**Directions for this task:** Scan the entries below for the word "document", then copy each line that holds it.

**Dataset entries:**
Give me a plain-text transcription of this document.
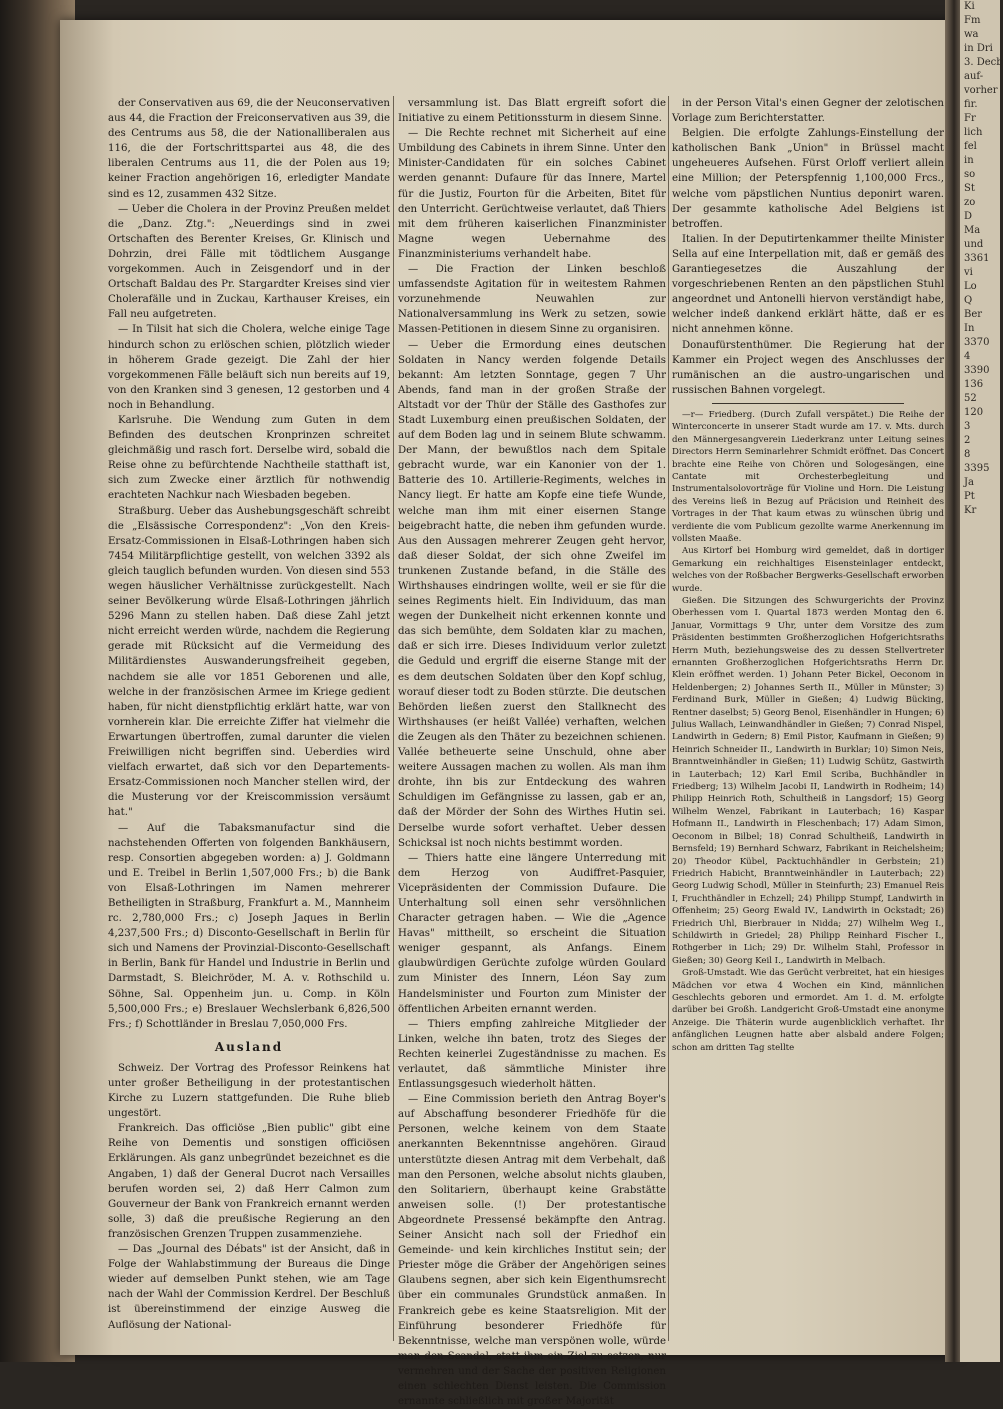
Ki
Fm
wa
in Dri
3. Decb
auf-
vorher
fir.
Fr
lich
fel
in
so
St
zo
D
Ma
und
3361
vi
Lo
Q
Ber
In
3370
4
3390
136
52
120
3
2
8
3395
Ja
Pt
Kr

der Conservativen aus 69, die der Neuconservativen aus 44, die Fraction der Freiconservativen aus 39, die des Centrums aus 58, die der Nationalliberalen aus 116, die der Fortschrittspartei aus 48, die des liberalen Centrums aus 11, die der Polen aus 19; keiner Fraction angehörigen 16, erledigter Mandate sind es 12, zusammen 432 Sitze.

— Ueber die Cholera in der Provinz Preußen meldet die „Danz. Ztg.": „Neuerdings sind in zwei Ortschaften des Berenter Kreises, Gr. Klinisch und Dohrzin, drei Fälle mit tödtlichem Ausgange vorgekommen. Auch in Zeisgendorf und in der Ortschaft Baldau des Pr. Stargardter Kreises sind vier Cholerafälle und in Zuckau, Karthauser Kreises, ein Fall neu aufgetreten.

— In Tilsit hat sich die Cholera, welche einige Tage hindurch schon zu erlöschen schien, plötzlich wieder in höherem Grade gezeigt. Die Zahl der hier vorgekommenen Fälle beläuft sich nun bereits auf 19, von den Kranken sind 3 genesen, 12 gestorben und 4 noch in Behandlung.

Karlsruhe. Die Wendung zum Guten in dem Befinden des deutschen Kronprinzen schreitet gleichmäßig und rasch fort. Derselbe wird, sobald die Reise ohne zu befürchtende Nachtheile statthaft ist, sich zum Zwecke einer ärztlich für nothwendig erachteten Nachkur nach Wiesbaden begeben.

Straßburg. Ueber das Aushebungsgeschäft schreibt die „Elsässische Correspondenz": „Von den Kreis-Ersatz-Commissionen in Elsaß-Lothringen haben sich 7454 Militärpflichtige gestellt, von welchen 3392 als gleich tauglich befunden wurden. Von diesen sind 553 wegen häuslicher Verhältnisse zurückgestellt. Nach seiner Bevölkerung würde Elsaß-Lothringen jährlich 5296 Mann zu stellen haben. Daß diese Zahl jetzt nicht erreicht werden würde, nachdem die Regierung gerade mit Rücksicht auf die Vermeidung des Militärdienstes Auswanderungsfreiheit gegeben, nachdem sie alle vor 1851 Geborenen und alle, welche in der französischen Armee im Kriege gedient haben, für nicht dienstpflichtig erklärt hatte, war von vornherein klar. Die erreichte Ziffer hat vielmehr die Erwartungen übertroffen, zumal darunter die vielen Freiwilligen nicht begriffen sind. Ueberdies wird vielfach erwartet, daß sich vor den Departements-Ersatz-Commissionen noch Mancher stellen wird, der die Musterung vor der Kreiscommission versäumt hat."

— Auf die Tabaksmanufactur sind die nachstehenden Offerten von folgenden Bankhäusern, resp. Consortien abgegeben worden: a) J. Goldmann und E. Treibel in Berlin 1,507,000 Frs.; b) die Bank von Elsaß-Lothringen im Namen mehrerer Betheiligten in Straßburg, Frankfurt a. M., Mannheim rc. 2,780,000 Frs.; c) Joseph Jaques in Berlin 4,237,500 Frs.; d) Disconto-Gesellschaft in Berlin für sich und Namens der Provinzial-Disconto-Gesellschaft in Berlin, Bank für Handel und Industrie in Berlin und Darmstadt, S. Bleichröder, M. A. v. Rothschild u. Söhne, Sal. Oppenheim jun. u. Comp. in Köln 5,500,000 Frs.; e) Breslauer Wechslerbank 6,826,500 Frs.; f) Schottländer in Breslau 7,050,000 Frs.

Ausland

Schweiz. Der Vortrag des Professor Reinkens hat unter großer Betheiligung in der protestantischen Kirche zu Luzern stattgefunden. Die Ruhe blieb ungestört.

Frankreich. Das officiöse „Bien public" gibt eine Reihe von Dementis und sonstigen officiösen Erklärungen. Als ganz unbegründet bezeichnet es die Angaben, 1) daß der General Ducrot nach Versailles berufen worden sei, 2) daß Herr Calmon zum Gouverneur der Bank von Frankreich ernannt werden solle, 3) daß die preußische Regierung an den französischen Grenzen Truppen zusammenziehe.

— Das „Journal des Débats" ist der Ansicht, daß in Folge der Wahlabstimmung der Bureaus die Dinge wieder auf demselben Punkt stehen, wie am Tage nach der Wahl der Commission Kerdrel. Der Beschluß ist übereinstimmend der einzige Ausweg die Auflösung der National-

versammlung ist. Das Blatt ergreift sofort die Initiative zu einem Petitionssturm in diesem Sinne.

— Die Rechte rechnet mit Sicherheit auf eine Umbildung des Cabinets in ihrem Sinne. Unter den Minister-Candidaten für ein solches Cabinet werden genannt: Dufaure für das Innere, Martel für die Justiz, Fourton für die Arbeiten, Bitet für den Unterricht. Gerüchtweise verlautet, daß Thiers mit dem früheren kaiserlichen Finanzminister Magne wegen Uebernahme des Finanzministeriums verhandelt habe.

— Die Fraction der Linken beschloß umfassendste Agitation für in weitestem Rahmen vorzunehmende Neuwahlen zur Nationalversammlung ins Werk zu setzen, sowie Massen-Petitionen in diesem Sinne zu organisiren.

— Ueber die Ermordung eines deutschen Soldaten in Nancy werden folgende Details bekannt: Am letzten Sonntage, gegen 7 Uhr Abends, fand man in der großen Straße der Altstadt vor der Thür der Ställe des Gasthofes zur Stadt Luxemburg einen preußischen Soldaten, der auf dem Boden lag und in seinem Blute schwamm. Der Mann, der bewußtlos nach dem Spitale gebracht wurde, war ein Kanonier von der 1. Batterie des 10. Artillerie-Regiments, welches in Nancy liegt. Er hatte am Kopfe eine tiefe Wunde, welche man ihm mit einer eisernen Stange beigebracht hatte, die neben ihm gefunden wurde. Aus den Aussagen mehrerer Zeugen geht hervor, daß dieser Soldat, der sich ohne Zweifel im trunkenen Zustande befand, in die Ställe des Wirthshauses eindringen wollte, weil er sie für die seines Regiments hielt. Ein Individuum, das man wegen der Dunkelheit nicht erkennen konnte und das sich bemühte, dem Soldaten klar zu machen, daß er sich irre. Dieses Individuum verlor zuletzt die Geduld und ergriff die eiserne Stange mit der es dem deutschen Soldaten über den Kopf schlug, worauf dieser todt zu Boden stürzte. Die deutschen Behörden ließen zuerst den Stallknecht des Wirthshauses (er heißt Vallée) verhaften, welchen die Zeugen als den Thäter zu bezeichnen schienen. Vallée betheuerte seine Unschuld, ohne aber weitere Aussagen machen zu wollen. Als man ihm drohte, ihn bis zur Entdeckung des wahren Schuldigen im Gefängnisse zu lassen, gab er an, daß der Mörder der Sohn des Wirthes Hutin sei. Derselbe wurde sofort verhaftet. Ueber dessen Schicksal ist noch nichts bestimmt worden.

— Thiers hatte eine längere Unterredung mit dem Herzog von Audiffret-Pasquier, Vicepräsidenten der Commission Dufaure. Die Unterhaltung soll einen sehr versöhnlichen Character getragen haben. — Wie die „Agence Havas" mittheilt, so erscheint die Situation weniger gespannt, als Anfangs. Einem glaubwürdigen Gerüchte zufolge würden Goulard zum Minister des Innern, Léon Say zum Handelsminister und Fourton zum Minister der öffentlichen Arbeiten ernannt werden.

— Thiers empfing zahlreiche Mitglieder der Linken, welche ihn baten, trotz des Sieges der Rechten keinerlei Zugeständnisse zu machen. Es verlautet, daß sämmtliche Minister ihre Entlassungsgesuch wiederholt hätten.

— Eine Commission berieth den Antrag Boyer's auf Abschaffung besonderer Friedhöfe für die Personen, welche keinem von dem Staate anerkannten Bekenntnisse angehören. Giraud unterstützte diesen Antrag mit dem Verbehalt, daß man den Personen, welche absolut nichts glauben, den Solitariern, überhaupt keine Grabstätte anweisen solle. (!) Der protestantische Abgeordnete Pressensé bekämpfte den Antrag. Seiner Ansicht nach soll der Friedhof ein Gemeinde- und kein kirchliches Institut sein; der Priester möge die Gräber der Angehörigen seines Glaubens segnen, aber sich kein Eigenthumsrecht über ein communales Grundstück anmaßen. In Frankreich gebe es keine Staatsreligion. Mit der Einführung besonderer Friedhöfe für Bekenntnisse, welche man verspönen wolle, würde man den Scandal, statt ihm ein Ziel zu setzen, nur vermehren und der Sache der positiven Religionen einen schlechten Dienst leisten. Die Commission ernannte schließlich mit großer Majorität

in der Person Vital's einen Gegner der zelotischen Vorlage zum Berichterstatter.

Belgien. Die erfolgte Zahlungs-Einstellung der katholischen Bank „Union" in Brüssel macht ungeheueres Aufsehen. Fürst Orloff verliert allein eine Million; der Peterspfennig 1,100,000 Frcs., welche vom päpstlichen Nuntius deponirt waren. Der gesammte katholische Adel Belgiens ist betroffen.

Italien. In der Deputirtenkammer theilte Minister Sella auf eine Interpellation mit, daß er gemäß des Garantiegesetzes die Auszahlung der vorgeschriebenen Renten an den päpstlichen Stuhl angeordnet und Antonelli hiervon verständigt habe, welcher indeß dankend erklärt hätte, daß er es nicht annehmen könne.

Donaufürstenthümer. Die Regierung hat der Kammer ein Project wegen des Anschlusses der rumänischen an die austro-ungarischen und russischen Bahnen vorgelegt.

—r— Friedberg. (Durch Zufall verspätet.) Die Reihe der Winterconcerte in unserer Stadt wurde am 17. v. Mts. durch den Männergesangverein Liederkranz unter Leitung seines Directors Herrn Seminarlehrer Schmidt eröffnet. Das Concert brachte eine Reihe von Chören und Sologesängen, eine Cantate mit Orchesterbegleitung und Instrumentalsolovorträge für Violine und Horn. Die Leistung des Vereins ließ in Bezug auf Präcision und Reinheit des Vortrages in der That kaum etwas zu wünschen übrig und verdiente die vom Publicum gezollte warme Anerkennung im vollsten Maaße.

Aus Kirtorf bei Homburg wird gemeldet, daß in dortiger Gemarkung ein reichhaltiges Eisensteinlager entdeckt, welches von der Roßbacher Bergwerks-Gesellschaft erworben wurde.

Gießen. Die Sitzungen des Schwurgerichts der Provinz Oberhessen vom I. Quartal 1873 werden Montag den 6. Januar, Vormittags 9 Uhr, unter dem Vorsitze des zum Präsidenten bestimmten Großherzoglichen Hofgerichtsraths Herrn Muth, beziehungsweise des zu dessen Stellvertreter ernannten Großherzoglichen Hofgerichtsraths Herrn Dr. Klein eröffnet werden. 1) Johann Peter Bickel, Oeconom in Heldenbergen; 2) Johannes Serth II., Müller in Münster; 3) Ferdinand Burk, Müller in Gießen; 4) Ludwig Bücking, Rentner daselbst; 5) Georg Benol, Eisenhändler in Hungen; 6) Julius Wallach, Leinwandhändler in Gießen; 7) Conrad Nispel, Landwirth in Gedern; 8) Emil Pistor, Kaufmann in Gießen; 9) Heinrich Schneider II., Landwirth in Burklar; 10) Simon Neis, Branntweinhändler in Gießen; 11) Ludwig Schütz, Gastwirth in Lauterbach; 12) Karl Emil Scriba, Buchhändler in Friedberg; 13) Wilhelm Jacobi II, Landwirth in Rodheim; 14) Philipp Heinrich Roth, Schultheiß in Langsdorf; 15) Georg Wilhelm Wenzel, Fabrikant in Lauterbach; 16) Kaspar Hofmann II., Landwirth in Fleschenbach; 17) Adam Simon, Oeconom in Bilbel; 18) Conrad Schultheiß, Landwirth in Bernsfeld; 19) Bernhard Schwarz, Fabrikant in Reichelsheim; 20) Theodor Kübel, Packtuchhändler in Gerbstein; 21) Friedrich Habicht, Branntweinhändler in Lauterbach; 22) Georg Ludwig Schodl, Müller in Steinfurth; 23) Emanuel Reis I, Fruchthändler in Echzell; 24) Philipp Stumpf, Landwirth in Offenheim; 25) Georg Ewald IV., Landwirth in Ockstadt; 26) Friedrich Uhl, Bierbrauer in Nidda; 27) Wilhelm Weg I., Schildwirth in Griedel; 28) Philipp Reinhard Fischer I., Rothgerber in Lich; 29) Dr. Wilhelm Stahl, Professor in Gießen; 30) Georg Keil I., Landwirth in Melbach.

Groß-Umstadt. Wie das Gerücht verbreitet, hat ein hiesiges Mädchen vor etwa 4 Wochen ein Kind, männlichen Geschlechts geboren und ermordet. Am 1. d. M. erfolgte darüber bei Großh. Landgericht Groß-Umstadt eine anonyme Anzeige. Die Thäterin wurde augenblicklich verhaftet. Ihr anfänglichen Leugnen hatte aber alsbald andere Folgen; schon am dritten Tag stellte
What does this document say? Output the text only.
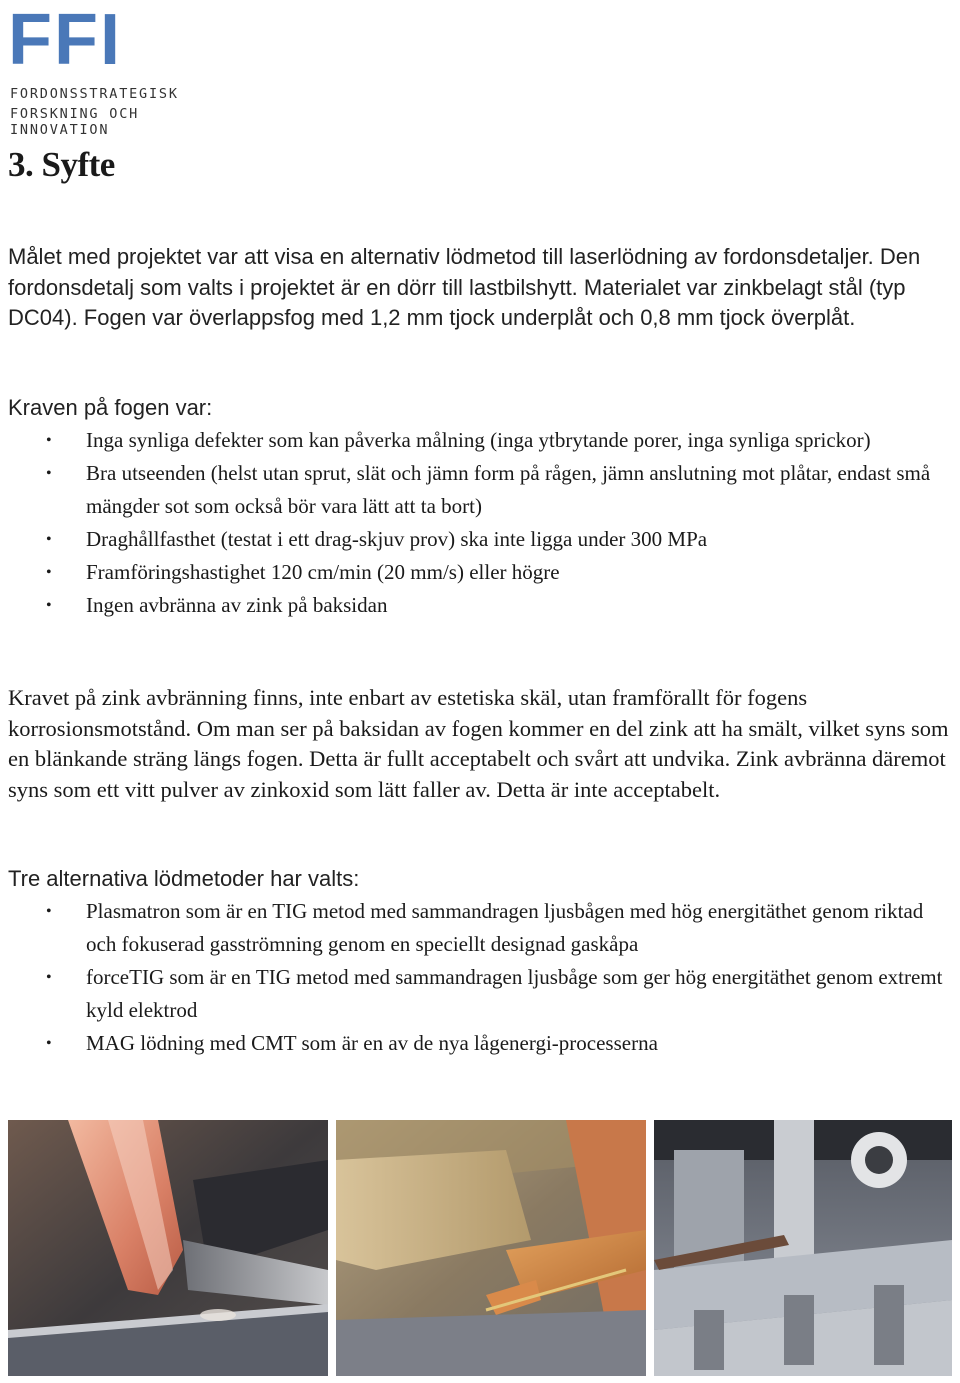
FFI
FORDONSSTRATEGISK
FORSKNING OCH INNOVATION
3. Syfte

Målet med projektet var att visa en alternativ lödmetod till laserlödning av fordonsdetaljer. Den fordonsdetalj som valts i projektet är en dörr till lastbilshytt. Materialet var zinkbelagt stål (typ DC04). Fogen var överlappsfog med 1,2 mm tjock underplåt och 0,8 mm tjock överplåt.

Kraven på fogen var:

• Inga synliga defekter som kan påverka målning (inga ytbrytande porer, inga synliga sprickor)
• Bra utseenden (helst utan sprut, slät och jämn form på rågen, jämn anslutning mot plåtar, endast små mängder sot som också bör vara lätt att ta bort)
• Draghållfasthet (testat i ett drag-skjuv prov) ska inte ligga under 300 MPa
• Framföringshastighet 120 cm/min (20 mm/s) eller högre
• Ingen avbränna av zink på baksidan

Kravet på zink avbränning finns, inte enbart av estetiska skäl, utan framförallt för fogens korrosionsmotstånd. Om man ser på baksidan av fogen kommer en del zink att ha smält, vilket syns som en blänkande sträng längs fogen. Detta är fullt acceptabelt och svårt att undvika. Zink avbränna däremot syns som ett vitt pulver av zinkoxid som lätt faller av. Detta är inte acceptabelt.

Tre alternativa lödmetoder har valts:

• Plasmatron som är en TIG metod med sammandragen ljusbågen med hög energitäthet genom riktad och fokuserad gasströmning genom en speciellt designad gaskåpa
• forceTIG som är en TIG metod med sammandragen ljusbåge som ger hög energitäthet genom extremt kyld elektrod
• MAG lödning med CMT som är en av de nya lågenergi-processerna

**Answer:**
Give me a plain-text transcription of this document.
What does this document say? Output the text only.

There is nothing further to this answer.